### Text section
....

# how many cups a day



## keriiksen (Apr 8, 2008)

how many cups a day do you feed your pup and how old is he or she


----------



## BlackGSD (Jan 4, 2005)

As much as it takes to keep the pup at the correct weight.

I know 2 people that have littermate brothers. One feeds 3/4 cup 3 times a day. The other feeds 1 1/2 cups 2 times a day. The pups just turned 3 months old. It also REALLY depends on WHAT you feed. With some kibble, you have to feed twice as much to get the same result as another brand.


----------



## Eve-Lynn (Apr 28, 2008)

Link is 4 3/4 months and eats about 1 1/2 cups in the morning and 2 at night of Acana (Alberta, Canada made) large breed puppy kibble. He weighs 50.8 lbs


----------



## doggiedad (Dec 2, 2007)

we brought our boy home at 9 weeks old. we gave him a cup and a 1/2 in the AM and a cup and a 1/2 in the PM. there's always a treat in between meals. around 4 months we started giving him two cups in the AM and two cups in the PM. he's 11 months old now and he weighs 87.5 lbs. and he's not fat. i think he's a little lean in the hind quarters. my GF thinks he's just right.


----------



## LadyHawk (Jan 19, 2005)

My pups are all 1 c kibble and 1/3 can wet (just a bit for the taste) Twice daily...... Sometimes they aren't hungry for one meal and they leave it...... 
Other times they look for a bit more- when that happens I give them a bit of extra kibble ........


----------



## GSDTrain (Apr 21, 2008)

Ivy eats 2 cups of food twice a day and she weighs about 75 lbs. She also gets treats and things in between.


----------



## debbiebrown (Apr 13, 2002)

i always feed 3 times a day until they are around 6 months old. usually about 1 1/4 or 1 1/2 cups three times a day all depending on the activity level, gender, size, etc. after 6 months i do two feedings a day about 1 1/2 cups, again it all depends on the size, activity level, etc.
i see some feeding 5-6 cups a day to pups. alot of poop to clean up.


----------



## HarleyGirl52874 (Jun 16, 2006)

I feed Avoderm and Suesse gets 3 cups a day, 1 1/2 in the morning and 1 1/2 in the evening and she is almost 11 months old.


----------



## doggiedad (Dec 2, 2007)

about a month ago my boy (10 months old) decided he didn't like his food. we switched, he ate it with vigor for a few days maybe a week and decided, "go and buy me something else i'm not eating this either". so i had to ask the pros. well they said nothing but water for 3 days no snacks, treats ect. and no food. it bothered me to do this but i did. eats like a champ now. i hope he doesn't stop eating again.


----------



## Mandalay (Apr 21, 2008)

Mandi eats about 1.5 cups in the morning (with gravy on it as the puppy canned food was upsetting her stomach) and about 1 - 1.5 cups in the evening (also with gravy). I try to use some of her food as treats when doing training, too, so that adds a little more as I try to do 3 or 4 5-10 minute sessions everyday. I am finding that at the beginning of the week she is more hungry than she is at the end of the week for some reason. I think she is a little on the thin side, but if she eats her food and wants more, I give it to her, and the vet said she is a good weight (at 13 weeks she was 26 lbs and she is just now 14 weeks so I will weigh her Saturday at puppy class) and that she will start to fill out after she is about a year or so.


----------



## gmcenroe (Oct 23, 2007)

Juli is 4 1/2 months old and she eats Royal Canin Large Puppy breed kibble, 2 1/2 cups twice a day. I weighed her last night and she was 42 lbs.


----------



## lcht2 (Jan 8, 2008)

2 cups in the morning and 2 1/2 cups in the afternoon of eagle pack LB puppy mixed 50-50 with eagle pack young adult. he is also 6 months old and weighs 60lbs


----------

....

### Records supplied

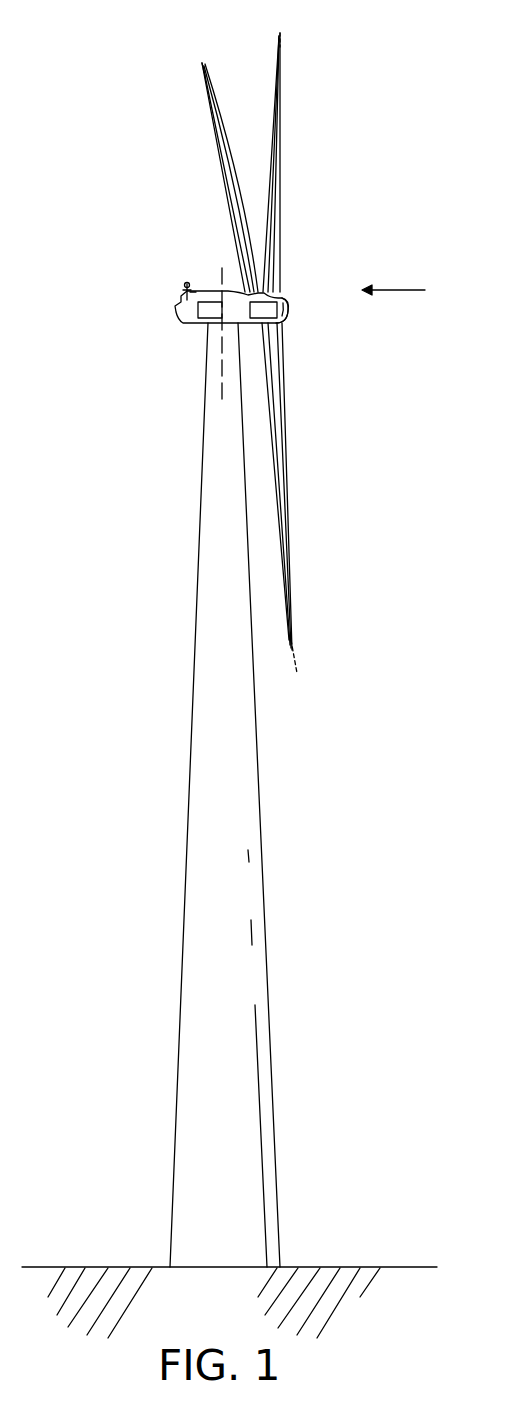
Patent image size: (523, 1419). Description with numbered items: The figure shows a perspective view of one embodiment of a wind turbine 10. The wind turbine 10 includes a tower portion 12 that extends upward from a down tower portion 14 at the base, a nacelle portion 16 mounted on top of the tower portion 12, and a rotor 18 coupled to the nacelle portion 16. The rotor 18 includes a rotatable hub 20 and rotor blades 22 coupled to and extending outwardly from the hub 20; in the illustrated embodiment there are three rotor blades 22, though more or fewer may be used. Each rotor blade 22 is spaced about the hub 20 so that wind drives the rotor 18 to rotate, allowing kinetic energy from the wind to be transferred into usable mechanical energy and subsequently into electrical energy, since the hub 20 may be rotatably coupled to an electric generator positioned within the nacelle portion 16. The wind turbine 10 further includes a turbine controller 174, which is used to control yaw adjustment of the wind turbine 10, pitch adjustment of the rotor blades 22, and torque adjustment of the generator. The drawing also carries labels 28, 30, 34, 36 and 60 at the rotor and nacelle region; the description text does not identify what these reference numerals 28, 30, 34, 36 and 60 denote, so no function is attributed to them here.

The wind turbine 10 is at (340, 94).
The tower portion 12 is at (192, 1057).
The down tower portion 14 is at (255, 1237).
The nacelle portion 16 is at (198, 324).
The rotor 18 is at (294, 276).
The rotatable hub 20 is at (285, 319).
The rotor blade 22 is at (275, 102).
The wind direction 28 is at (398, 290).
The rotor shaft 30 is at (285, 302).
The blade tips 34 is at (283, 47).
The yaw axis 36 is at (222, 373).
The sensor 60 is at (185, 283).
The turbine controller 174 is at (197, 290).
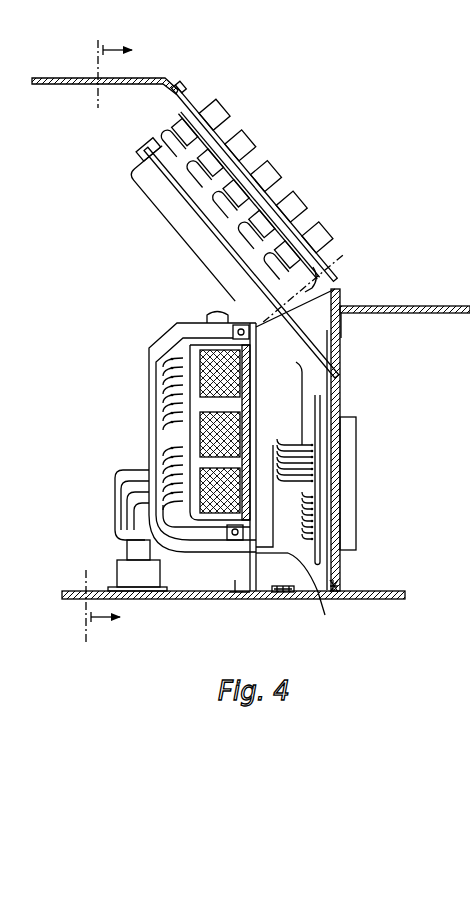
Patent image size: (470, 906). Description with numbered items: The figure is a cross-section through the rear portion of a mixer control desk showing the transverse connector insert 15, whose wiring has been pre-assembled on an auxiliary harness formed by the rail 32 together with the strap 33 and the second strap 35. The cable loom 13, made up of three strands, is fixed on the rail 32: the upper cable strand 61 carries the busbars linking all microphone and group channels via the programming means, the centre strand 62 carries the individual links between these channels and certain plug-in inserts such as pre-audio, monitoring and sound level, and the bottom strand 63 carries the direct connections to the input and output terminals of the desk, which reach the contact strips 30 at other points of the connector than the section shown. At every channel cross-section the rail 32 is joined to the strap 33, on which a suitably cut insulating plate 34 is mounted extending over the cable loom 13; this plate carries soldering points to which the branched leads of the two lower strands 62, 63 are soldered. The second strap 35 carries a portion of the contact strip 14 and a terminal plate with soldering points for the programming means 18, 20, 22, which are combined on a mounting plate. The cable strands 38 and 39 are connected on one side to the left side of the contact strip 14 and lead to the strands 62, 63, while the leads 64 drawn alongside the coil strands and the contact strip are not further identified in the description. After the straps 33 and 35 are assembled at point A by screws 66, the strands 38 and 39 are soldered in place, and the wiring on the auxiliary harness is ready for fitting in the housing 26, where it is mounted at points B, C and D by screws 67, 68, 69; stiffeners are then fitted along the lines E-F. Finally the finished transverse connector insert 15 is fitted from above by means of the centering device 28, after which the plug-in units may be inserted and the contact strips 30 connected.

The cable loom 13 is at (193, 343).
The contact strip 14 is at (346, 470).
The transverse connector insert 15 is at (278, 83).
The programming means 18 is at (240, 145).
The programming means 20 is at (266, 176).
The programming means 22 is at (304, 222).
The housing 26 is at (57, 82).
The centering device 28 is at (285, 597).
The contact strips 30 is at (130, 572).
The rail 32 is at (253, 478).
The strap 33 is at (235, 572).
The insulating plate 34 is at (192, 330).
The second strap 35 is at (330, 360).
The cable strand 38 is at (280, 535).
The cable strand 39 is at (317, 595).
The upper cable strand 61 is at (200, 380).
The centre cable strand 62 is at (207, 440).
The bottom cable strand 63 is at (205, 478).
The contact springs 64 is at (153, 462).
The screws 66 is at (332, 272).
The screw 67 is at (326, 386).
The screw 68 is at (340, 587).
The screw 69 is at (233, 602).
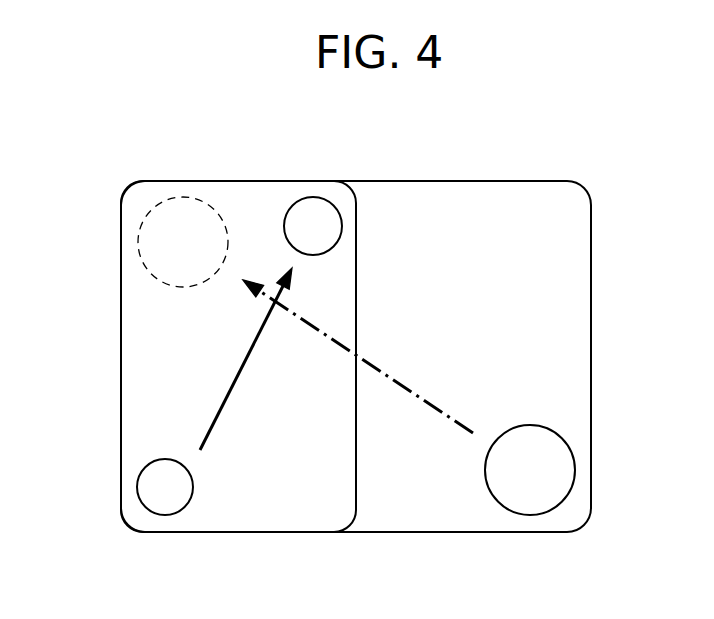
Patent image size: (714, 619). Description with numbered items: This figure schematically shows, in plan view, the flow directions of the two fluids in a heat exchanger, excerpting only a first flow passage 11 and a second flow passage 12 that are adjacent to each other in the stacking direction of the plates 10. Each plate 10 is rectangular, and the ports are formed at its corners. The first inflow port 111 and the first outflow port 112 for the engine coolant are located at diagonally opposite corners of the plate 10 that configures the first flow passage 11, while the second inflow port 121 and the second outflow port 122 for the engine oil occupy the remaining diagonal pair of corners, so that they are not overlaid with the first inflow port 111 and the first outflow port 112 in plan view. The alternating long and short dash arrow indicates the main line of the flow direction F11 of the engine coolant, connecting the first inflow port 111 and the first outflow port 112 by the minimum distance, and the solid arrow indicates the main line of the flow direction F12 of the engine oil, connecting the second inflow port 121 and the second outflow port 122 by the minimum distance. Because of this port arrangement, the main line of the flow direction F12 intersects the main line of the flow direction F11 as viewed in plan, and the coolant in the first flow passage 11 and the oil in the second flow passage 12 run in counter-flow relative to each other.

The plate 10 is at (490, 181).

....

### To-do list
a) Do these statements agree with the puppy feeding thread? Answer yes or no for each and quote the deciding words. (i) Ivy weighs about 75 lbs. (ii) Juli eats Acana large breed puppy kibble. (iii) Suesse gets 2 cups a day.
b) Copy the puppy feeding thread word for word from "## debbiebrown (Apr" to "(Jun 16, 2006)".

### Worked answers
a)
(i) Yes: "she weighs about 75 lbs"
(ii) No: "she eats Royal Canin Large Puppy breed kibble"
(iii) No: "Suesse gets 3 cups a day"

b)
## debbiebrown (Apr 13, 2002)

i always feed 3 times a day until they are around 6 months old. usually about 1 1/4 or 1 1/2 cups three times a day all depending on the activity level, gender, size, etc. after 6 months i do two feedings a day about 1 1/2 cups, again it all depends on the size, activity level, etc.
i see some feeding 5-6 cups a day to pups. alot of poop to clean up.


----------



## HarleyGirl52874 (Jun 16, 2006)